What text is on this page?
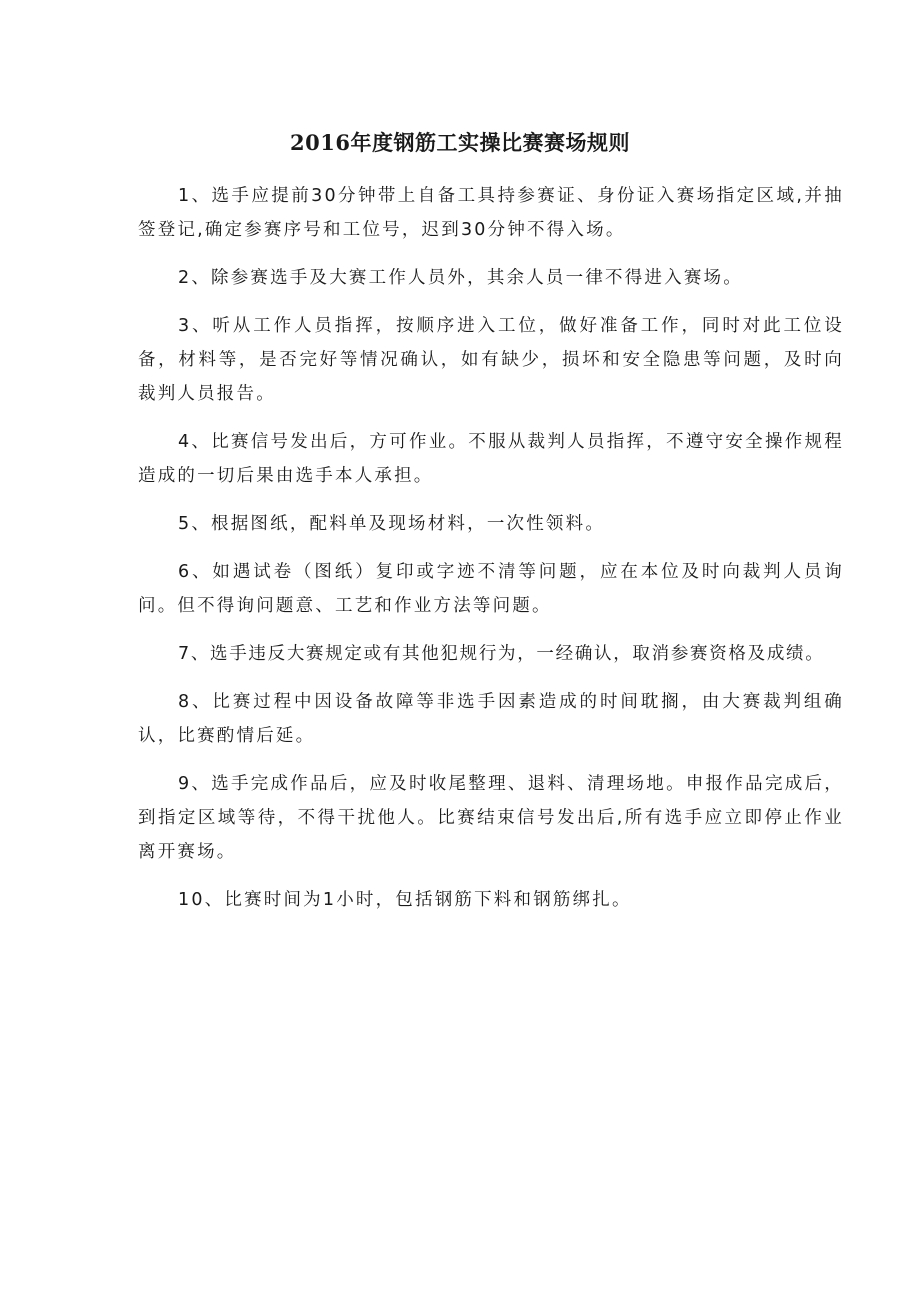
2016年度钢筋工实操比赛赛场规则

1、选手应提前30分钟带上自备工具持参赛证、身份证入赛场指定区域,并抽签登记,确定参赛序号和工位号，迟到30分钟不得入场。

2、除参赛选手及大赛工作人员外，其余人员一律不得进入赛场。

3、听从工作人员指挥，按顺序进入工位，做好准备工作，同时对此工位设备，材料等，是否完好等情况确认，如有缺少，损坏和安全隐患等问题，及时向裁判人员报告。

4、比赛信号发出后，方可作业。不服从裁判人员指挥，不遵守安全操作规程造成的一切后果由选手本人承担。

5、根据图纸，配料单及现场材料，一次性领料。

6、如遇试卷（图纸）复印或字迹不清等问题，应在本位及时向裁判人员询问。但不得询问题意、工艺和作业方法等问题。

7、选手违反大赛规定或有其他犯规行为，一经确认，取消参赛资格及成绩。

8、比赛过程中因设备故障等非选手因素造成的时间耽搁，由大赛裁判组确认，比赛酌情后延。

9、选手完成作品后，应及时收尾整理、退料、清理场地。申报作品完成后，到指定区域等待，不得干扰他人。比赛结束信号发出后,所有选手应立即停止作业离开赛场。

10、比赛时间为1小时，包括钢筋下料和钢筋绑扎。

--*--

▸ **Instruction**:
Without the images, write out each line of the data verbatim.

▸ **Answer for the task**:
What text is on this page?
2016年度钢筋工实操比赛赛场规则

1、选手应提前30分钟带上自备工具持参赛证、身份证入赛场指定区域,并抽签登记,确定参赛序号和工位号，迟到30分钟不得入场。

2、除参赛选手及大赛工作人员外，其余人员一律不得进入赛场。

3、听从工作人员指挥，按顺序进入工位，做好准备工作，同时对此工位设备，材料等，是否完好等情况确认，如有缺少，损坏和安全隐患等问题，及时向裁判人员报告。

4、比赛信号发出后，方可作业。不服从裁判人员指挥，不遵守安全操作规程造成的一切后果由选手本人承担。

5、根据图纸，配料单及现场材料，一次性领料。

6、如遇试卷（图纸）复印或字迹不清等问题，应在本位及时向裁判人员询问。但不得询问题意、工艺和作业方法等问题。

7、选手违反大赛规定或有其他犯规行为，一经确认，取消参赛资格及成绩。

8、比赛过程中因设备故障等非选手因素造成的时间耽搁，由大赛裁判组确认，比赛酌情后延。

9、选手完成作品后，应及时收尾整理、退料、清理场地。申报作品完成后，到指定区域等待，不得干扰他人。比赛结束信号发出后,所有选手应立即停止作业离开赛场。

10、比赛时间为1小时，包括钢筋下料和钢筋绑扎。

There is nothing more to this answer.